▶ [Exercise description] Wherever a line below holds the word "System", copy that line.

▶ [Provided records]

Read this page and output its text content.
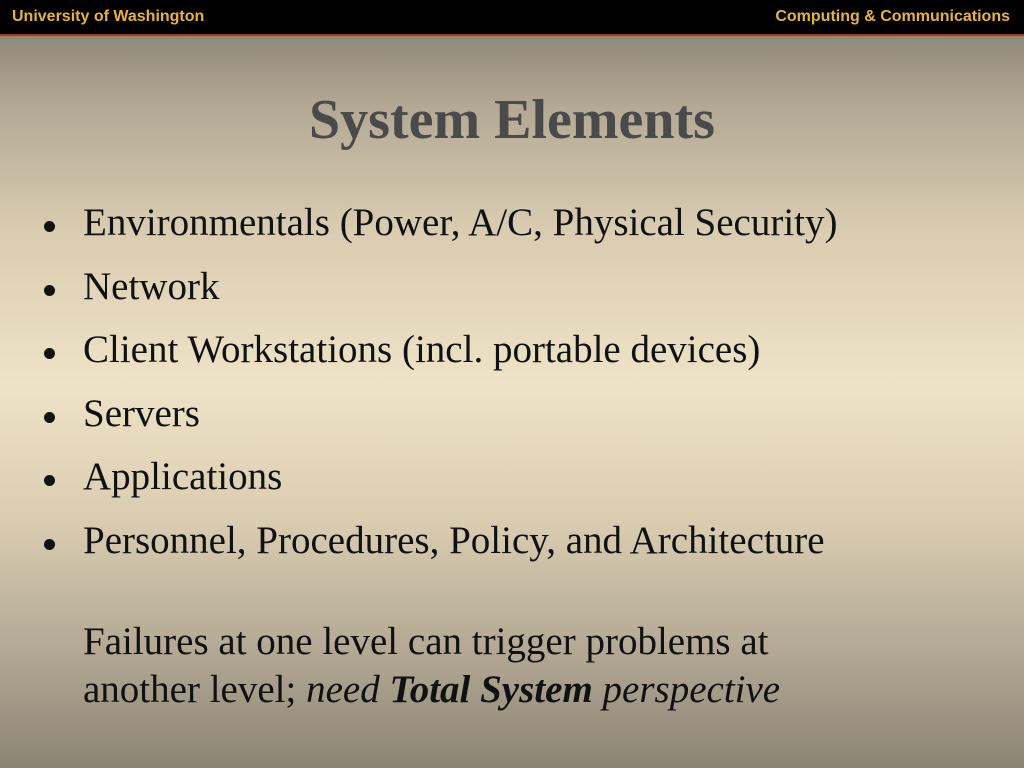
University of Washington	Computing & Communications
System Elements
Environmentals (Power, A/C, Physical Security)
Network
Client Workstations (incl. portable devices)
Servers
Applications
Personnel, Procedures, Policy, and Architecture
Failures at one level can trigger problems at
another level; need Total System perspective
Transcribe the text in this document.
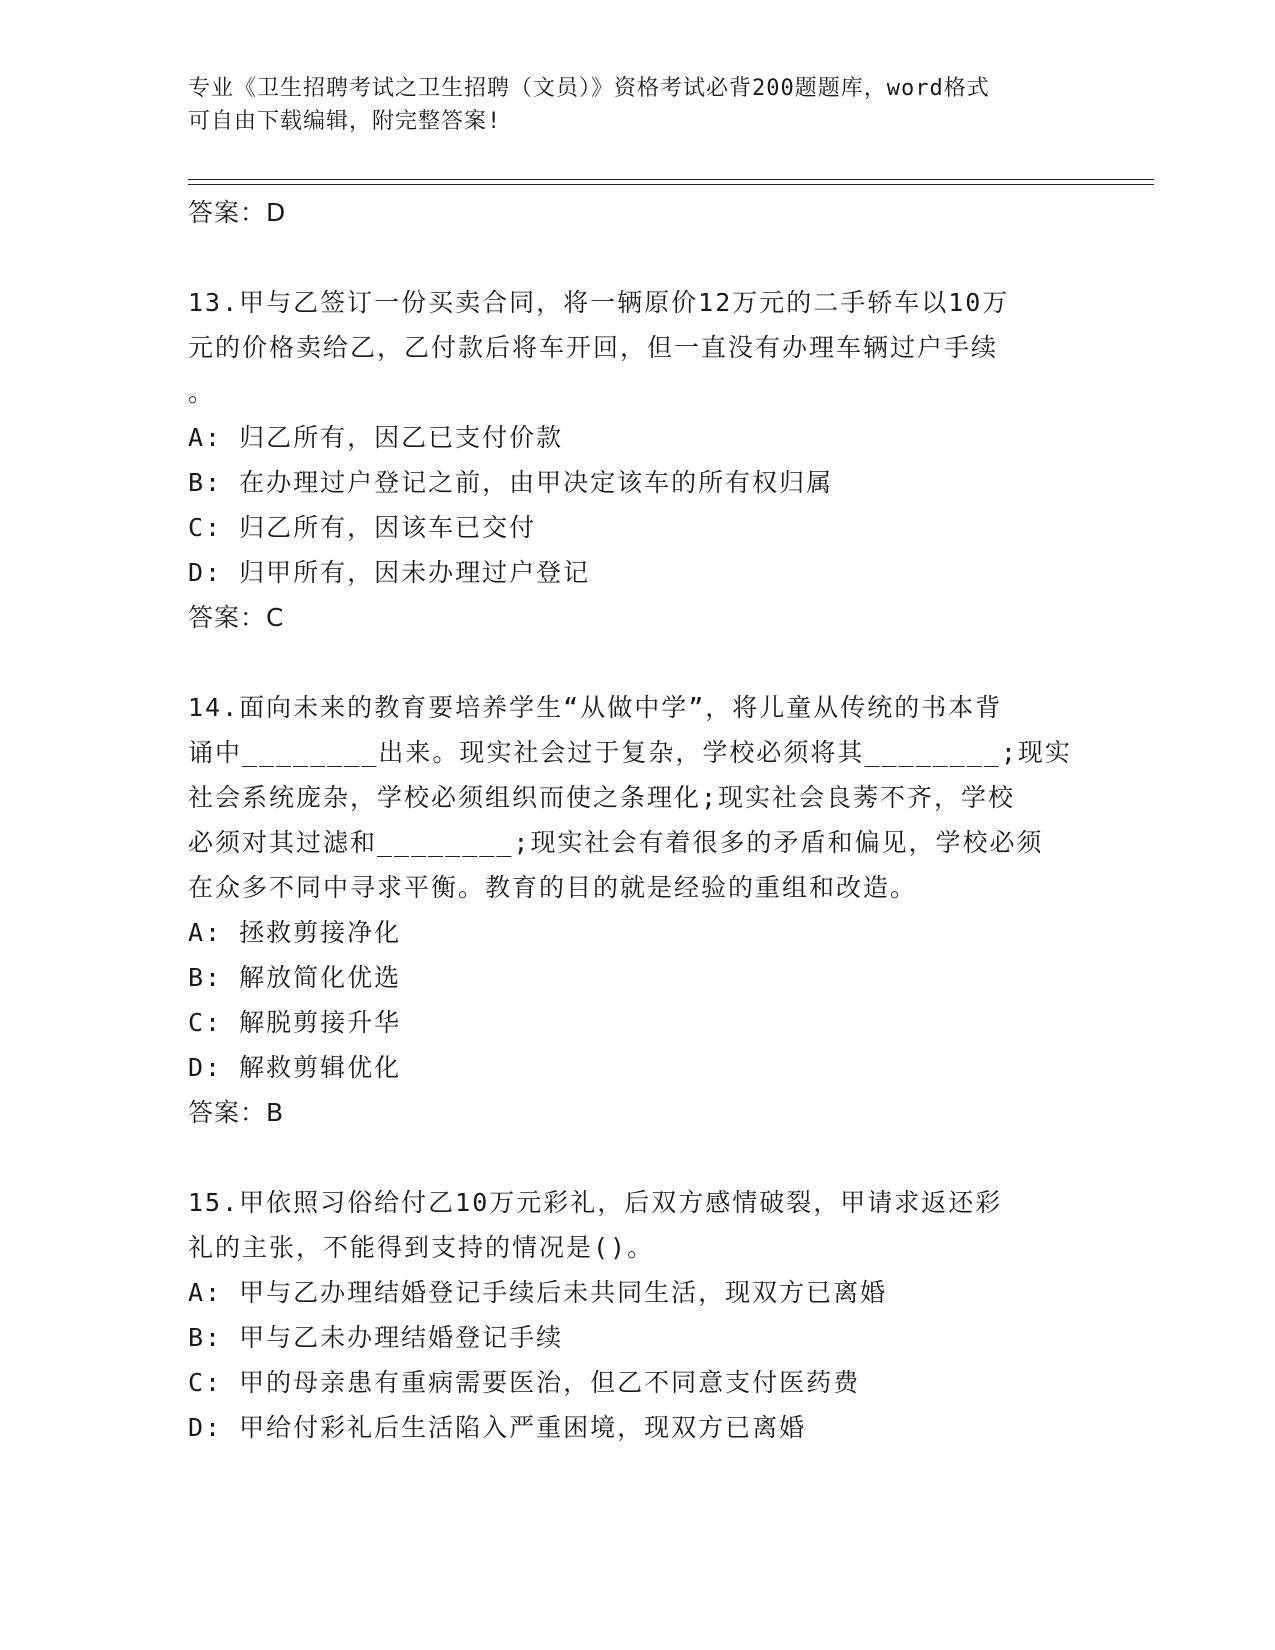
专业《卫生招聘考试之卫生招聘（文员）》资格考试必背200题题库，word格式
可自由下载编辑，附完整答案!
答案：D
13.甲与乙签订一份买卖合同，将一辆原价12万元的二手轿车以10万
元的价格卖给乙，乙付款后将车开回，但一直没有办理车辆过户手续
。
A: 归乙所有，因乙已支付价款
B: 在办理过户登记之前，由甲决定该车的所有权归属
C: 归乙所有，因该车已交付
D: 归甲所有，因未办理过户登记
答案：C
14.面向未来的教育要培养学生“从做中学”，将儿童从传统的书本背
诵中________出来。现实社会过于复杂，学校必须将其________;现实
社会系统庞杂，学校必须组织而使之条理化;现实社会良莠不齐，学校
必须对其过滤和________;现实社会有着很多的矛盾和偏见，学校必须
在众多不同中寻求平衡。教育的目的就是经验的重组和改造。
A: 拯救剪接净化
B: 解放简化优选
C: 解脱剪接升华
D: 解救剪辑优化
答案：B
15.甲依照习俗给付乙10万元彩礼，后双方感情破裂，甲请求返还彩
礼的主张，不能得到支持的情况是()。
A: 甲与乙办理结婚登记手续后未共同生活，现双方已离婚
B: 甲与乙未办理结婚登记手续
C: 甲的母亲患有重病需要医治，但乙不同意支付医药费
D: 甲给付彩礼后生活陷入严重困境，现双方已离婚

▶ [Answer for this exercise]
System Elements
another level; need Total System perspective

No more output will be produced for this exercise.